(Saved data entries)
● ● ● ● ● ● ●
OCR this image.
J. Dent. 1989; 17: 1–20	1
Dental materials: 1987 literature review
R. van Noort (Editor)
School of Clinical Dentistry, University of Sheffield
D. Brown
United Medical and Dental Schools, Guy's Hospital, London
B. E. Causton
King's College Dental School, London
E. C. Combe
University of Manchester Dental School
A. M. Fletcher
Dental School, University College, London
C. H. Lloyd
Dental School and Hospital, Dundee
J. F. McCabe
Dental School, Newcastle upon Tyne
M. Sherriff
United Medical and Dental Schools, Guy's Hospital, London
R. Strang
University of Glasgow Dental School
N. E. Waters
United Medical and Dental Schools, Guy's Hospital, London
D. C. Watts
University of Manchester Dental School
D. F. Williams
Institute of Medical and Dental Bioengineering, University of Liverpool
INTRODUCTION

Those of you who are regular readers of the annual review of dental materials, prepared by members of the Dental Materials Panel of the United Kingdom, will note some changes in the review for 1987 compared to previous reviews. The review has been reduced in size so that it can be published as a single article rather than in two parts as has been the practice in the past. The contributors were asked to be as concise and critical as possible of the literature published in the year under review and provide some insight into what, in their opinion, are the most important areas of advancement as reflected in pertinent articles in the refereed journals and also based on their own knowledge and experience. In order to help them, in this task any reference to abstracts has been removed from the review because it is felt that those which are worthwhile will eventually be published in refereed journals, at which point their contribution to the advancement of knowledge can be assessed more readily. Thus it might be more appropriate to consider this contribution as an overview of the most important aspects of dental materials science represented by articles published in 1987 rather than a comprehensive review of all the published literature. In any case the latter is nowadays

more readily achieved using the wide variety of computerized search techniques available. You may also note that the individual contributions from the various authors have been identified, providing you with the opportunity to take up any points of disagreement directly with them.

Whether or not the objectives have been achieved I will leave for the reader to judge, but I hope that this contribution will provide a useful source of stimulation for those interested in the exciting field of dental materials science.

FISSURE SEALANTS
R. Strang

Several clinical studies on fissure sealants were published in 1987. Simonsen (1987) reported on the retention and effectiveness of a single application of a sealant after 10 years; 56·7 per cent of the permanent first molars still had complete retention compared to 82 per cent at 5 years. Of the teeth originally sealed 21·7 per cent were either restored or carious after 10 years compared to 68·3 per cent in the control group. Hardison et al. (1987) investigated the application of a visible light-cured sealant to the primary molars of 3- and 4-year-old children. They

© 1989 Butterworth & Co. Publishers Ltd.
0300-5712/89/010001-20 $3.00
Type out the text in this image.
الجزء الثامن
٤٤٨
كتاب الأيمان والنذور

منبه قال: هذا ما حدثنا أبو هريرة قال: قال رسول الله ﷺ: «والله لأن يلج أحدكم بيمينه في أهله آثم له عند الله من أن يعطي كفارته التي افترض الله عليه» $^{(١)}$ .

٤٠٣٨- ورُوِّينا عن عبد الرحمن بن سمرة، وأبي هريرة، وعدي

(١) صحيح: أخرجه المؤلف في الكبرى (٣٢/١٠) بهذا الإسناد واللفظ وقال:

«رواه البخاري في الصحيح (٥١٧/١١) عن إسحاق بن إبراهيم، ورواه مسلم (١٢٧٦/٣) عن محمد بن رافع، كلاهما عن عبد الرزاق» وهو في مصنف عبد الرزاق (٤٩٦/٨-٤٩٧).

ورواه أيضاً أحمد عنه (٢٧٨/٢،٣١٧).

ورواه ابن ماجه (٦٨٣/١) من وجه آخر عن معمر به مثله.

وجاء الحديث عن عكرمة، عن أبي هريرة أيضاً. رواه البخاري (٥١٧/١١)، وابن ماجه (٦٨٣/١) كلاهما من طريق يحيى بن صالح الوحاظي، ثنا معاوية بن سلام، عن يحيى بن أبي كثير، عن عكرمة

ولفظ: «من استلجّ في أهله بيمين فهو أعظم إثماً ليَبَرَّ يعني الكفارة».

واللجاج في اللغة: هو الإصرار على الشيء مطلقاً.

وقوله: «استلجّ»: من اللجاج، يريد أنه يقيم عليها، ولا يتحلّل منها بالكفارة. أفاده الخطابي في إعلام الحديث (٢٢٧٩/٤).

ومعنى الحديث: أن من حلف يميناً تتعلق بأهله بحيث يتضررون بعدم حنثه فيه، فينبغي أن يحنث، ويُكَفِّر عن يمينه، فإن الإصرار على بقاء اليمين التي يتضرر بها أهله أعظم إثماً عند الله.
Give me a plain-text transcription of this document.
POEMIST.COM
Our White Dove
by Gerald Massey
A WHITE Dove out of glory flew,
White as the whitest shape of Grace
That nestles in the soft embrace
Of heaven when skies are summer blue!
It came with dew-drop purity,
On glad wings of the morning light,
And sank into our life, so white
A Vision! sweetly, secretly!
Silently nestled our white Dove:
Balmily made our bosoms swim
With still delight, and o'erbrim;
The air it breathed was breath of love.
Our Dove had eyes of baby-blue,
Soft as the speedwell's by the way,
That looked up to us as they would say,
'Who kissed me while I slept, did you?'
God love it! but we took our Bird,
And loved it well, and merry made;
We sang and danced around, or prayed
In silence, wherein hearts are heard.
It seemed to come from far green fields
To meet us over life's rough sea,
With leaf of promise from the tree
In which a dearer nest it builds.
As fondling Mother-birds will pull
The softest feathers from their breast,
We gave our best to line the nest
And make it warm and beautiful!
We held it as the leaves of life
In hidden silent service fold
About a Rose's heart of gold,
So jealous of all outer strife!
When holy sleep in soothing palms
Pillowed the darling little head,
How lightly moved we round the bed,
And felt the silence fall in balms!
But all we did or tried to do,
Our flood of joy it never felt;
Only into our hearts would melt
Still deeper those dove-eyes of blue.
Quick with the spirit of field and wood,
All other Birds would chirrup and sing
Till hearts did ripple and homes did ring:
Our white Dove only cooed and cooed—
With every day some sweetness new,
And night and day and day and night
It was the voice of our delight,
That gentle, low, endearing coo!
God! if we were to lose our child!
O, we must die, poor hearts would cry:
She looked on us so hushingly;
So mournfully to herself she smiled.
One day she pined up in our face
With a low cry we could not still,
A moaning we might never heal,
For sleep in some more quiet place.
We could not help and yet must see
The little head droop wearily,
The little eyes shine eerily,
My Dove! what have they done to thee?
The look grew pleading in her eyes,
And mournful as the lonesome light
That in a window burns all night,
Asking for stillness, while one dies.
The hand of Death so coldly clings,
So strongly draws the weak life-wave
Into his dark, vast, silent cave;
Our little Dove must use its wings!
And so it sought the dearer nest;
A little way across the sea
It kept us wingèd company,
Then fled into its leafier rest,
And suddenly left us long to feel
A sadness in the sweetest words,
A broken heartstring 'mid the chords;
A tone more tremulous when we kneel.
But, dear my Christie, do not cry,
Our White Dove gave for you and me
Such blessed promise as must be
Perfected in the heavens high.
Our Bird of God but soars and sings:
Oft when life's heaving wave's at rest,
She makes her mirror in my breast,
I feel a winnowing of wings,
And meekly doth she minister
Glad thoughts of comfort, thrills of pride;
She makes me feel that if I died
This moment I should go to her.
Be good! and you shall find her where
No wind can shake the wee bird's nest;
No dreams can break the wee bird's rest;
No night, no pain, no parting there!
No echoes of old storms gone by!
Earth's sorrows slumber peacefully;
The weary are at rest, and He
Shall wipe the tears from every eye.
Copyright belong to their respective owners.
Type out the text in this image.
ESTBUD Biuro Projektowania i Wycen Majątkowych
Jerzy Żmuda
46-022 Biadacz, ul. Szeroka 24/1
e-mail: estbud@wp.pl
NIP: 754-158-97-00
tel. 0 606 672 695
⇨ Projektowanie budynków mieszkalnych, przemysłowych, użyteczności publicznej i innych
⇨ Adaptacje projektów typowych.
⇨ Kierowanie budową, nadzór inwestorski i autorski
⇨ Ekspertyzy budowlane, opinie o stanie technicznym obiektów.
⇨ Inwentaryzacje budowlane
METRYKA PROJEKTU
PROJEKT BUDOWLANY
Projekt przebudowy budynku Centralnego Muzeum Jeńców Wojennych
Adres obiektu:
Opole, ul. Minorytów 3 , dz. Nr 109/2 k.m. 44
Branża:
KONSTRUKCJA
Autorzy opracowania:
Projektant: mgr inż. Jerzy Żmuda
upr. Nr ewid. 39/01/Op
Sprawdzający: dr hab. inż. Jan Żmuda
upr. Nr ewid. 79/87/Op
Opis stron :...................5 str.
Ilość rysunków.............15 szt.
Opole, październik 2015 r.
● ● ● ● ● ● ●
### What to do
Return only those lines of the records that contain the string "استلج".

### Result below
ولفظ: «من استلجّ في أهله بيمين فهو أعظم إثماً ليَبَرَّ يعني الكفارة».
وقوله: «استلجّ»: من اللجاج، يريد أنه يقيم عليها، ولا يتحلّل منها بالكفارة. أفاده الخطابي في إعلام الحديث (٢٢٧٩/٤).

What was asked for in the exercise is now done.